— begin Supplied entries —

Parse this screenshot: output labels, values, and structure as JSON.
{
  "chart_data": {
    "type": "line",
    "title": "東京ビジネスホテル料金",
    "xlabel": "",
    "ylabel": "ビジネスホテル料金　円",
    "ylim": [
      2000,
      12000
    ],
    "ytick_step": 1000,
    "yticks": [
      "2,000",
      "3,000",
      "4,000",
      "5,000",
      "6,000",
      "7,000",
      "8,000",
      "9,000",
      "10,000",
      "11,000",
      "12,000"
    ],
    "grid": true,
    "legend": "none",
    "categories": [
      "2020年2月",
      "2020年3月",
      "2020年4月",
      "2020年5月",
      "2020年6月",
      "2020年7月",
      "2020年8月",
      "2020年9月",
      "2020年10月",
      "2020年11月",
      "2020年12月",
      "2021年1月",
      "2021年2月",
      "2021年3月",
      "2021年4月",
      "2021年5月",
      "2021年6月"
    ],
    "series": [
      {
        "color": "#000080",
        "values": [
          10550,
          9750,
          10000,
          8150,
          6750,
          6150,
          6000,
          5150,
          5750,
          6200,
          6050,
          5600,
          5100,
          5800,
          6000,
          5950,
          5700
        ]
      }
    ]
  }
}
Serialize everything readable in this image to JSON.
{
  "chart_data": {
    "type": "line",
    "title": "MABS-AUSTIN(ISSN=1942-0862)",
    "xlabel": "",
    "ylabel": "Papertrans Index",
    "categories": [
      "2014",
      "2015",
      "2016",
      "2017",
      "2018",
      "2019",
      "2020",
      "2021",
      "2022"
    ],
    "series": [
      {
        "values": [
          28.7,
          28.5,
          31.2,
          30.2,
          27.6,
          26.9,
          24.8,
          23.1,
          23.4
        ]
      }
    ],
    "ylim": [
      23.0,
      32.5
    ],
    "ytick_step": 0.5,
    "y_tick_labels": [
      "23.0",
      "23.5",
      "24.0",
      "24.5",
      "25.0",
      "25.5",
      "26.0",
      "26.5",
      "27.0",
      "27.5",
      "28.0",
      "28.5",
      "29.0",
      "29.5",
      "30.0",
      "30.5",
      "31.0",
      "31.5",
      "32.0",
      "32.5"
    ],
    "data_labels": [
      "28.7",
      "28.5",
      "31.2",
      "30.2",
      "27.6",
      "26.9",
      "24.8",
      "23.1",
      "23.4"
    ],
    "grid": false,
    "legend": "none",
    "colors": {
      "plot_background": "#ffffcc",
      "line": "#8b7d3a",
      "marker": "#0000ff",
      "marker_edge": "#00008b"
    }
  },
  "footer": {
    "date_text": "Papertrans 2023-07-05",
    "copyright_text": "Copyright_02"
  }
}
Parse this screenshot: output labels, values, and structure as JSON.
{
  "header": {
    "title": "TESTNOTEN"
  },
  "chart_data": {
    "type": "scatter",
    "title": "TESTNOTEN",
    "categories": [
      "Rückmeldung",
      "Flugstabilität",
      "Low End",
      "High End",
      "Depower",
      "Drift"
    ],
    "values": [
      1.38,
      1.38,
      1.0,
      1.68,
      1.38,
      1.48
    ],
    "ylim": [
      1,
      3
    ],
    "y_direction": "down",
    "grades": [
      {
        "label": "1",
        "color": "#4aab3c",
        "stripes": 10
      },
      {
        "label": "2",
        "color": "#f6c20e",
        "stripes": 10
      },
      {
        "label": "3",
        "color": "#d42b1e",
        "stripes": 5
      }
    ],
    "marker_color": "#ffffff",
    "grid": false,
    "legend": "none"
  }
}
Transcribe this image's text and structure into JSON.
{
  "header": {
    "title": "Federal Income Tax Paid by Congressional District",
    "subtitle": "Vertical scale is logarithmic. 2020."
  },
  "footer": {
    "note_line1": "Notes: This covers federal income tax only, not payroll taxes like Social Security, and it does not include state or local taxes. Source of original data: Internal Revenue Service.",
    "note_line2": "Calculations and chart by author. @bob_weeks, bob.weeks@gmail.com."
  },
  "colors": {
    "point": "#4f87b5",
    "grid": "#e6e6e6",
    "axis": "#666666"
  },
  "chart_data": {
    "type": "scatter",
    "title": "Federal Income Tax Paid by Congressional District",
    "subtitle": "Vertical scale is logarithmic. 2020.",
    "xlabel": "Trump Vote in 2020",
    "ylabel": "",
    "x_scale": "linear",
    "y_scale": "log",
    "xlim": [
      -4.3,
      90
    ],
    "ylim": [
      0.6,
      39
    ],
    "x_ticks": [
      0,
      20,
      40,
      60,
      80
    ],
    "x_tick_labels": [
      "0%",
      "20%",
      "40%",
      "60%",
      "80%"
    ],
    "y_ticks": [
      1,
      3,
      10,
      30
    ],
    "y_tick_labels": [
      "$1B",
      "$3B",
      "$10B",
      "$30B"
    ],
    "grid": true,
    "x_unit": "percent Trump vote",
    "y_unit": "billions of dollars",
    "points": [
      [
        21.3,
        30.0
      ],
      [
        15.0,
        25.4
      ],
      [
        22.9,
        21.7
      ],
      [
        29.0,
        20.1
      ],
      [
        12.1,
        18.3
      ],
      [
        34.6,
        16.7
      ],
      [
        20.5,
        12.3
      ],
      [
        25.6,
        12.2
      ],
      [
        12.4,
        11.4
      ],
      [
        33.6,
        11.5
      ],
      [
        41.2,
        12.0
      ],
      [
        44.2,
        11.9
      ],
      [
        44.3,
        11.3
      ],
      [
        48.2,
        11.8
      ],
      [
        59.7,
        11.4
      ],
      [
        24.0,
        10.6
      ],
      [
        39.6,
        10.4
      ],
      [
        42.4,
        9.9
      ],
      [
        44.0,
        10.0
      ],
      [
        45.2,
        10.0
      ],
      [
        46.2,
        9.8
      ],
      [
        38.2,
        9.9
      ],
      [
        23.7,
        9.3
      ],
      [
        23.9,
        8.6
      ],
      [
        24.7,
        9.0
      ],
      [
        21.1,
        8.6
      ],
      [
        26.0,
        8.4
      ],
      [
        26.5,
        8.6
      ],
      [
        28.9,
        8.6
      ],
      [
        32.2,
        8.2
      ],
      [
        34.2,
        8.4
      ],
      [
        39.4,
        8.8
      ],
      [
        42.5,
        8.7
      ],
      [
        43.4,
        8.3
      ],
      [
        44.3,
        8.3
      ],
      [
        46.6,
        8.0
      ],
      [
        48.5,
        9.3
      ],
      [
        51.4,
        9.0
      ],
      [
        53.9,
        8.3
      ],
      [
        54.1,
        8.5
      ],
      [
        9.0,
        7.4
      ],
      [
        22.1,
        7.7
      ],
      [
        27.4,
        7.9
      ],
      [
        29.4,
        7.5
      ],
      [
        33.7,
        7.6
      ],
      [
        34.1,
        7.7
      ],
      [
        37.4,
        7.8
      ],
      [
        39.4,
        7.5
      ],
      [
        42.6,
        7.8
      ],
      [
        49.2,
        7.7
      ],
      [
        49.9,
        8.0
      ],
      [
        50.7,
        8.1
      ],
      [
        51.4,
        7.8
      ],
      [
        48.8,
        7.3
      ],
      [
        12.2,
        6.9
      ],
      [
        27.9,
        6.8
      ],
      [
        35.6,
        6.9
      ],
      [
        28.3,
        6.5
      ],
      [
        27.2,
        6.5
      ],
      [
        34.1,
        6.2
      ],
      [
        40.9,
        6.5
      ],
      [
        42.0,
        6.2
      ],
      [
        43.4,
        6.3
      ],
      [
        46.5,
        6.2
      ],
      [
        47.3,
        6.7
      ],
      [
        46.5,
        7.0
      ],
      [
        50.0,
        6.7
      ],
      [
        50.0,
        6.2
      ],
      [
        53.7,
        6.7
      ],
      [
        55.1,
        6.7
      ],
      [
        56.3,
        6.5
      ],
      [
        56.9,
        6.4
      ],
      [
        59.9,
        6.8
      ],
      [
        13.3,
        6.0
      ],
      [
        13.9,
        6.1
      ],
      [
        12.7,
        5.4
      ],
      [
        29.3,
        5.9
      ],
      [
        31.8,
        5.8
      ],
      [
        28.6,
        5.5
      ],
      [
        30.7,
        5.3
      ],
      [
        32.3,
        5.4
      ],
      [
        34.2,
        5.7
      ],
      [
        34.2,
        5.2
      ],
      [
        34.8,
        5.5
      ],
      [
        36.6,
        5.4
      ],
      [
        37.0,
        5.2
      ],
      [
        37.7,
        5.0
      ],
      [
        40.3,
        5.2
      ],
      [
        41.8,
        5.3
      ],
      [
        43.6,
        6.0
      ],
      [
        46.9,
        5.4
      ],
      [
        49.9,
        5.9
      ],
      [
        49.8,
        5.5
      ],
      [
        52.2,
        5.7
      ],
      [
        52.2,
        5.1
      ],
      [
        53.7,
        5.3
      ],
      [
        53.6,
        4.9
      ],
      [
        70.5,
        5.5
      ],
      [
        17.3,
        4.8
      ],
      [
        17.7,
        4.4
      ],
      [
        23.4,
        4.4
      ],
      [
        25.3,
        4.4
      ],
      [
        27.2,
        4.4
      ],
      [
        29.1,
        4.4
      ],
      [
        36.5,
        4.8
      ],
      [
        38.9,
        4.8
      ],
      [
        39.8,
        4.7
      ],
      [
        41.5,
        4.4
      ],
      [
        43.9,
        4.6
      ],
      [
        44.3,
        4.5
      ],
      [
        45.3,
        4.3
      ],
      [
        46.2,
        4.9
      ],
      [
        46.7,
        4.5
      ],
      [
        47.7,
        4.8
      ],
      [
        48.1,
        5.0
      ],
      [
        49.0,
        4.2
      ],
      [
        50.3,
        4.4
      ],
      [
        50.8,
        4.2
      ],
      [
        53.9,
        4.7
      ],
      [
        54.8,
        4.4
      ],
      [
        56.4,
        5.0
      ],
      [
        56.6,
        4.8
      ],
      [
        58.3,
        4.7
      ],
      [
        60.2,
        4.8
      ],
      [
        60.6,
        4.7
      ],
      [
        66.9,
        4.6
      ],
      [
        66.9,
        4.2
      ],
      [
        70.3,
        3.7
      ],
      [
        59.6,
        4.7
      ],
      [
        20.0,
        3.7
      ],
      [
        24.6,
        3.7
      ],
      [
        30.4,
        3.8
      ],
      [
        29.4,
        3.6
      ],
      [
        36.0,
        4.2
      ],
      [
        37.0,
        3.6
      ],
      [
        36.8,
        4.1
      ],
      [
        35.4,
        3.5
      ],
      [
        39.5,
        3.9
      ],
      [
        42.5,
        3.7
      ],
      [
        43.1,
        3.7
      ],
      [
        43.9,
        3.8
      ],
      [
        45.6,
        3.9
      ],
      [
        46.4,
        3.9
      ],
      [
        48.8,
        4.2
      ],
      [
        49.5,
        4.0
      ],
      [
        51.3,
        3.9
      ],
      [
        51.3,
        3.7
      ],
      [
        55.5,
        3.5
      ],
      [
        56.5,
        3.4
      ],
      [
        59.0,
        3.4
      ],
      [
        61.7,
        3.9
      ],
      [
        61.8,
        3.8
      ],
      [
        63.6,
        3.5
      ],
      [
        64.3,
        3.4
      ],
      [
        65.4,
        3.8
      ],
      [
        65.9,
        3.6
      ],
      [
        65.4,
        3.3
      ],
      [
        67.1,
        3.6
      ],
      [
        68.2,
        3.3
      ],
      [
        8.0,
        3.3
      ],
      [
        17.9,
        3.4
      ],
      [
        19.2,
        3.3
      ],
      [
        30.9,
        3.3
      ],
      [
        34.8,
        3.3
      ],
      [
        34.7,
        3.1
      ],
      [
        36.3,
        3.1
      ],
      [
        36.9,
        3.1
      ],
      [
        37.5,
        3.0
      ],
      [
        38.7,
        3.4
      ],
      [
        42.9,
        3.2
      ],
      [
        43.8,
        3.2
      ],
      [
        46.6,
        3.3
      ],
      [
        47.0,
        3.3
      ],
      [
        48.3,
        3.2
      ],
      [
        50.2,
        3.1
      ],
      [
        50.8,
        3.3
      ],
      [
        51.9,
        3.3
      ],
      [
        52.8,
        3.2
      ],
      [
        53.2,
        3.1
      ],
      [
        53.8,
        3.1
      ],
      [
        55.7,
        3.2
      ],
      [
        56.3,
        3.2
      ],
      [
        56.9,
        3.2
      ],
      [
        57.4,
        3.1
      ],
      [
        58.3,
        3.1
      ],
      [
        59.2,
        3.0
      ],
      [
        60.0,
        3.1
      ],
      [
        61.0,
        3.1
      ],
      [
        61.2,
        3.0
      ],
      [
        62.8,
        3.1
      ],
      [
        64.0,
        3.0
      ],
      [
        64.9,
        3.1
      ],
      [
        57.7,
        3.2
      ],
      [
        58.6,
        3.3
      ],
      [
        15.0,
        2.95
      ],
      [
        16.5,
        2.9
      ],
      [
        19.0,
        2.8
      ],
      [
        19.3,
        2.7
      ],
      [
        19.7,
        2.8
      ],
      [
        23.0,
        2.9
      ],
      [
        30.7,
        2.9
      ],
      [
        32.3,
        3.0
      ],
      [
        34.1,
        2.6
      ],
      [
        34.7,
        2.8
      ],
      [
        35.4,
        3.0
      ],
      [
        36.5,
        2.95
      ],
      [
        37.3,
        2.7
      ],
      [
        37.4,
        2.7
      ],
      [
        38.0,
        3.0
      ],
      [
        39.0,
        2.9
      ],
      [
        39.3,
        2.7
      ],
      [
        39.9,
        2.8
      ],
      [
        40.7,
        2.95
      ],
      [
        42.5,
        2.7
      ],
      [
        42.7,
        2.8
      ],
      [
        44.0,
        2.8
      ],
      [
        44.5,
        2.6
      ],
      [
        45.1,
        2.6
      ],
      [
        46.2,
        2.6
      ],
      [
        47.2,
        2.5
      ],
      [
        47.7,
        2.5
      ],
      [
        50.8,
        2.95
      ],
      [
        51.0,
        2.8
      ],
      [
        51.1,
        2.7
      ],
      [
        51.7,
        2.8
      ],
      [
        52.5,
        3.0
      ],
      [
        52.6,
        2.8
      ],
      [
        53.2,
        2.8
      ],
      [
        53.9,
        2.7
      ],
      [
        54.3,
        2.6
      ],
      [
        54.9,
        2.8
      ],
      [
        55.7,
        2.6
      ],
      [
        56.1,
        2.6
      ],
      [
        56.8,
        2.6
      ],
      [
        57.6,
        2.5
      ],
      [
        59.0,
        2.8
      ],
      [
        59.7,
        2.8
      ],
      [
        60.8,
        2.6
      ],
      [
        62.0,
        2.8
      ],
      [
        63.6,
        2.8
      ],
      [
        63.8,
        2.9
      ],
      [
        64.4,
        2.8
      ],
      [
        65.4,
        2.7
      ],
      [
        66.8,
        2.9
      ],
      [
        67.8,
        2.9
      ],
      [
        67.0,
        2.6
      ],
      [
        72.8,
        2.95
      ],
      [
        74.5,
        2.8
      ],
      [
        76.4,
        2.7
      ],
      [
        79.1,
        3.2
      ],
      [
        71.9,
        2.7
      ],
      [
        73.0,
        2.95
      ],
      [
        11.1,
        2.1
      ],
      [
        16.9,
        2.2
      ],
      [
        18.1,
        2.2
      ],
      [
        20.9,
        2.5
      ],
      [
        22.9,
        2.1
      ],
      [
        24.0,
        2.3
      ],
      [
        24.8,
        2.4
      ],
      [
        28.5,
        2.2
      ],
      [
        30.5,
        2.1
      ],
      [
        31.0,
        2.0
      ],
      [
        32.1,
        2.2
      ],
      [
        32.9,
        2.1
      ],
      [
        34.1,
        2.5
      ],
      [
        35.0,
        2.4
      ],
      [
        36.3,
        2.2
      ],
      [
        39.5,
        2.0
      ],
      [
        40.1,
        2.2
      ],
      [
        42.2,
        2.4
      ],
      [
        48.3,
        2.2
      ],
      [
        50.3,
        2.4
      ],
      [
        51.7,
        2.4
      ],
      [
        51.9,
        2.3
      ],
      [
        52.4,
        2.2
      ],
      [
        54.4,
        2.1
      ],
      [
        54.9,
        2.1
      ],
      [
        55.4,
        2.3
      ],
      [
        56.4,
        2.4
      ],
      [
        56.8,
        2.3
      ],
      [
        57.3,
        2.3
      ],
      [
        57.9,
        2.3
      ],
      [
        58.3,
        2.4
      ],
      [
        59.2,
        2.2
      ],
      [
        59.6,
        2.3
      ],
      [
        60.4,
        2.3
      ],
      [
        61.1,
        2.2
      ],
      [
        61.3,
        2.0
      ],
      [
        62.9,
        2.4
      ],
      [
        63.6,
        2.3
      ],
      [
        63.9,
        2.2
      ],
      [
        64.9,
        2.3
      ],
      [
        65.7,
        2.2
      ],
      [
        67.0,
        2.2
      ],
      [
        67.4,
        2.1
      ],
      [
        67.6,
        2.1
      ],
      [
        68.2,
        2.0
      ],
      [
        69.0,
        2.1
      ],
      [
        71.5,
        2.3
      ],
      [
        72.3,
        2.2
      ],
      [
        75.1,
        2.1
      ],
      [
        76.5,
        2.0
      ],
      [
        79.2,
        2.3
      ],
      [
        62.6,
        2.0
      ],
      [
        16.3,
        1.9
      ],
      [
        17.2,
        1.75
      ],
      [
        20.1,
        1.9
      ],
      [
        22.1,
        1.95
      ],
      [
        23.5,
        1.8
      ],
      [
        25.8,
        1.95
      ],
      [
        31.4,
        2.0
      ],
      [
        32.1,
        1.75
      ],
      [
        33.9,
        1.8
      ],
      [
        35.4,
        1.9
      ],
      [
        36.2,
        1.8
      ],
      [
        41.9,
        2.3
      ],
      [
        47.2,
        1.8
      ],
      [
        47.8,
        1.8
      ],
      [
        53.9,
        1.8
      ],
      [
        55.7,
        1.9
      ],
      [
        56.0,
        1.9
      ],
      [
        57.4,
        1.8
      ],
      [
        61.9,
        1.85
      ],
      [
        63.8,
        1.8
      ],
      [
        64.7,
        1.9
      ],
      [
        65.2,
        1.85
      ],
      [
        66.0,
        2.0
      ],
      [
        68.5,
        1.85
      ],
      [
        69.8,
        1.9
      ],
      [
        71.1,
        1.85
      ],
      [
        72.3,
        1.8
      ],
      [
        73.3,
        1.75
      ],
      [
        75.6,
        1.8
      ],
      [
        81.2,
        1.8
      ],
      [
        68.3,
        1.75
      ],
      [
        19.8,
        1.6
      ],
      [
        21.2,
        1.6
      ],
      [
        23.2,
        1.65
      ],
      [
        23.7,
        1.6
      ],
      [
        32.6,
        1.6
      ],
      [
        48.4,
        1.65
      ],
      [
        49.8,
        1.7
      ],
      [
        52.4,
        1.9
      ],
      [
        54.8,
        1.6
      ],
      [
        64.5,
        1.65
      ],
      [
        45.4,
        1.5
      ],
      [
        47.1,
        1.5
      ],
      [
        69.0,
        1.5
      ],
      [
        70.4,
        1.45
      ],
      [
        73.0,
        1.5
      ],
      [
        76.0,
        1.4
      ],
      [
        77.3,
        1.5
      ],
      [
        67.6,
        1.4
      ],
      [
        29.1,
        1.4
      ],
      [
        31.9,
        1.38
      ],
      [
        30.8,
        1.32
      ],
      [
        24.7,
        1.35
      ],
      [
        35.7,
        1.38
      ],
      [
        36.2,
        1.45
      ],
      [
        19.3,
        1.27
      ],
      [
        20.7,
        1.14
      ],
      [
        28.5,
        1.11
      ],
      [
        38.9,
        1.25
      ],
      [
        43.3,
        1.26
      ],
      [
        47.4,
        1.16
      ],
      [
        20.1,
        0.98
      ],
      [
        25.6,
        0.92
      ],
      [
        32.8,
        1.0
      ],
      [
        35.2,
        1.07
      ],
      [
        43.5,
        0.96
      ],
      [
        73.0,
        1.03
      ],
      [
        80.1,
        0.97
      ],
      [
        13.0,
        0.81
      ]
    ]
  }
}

— end Supplied entries —

= Prompt =
Search the entries for the string "image" and collect each line that has it.

= Problem solution =
Serialize everything readable in this image to JSON.
Transcribe this image's text and structure into JSON.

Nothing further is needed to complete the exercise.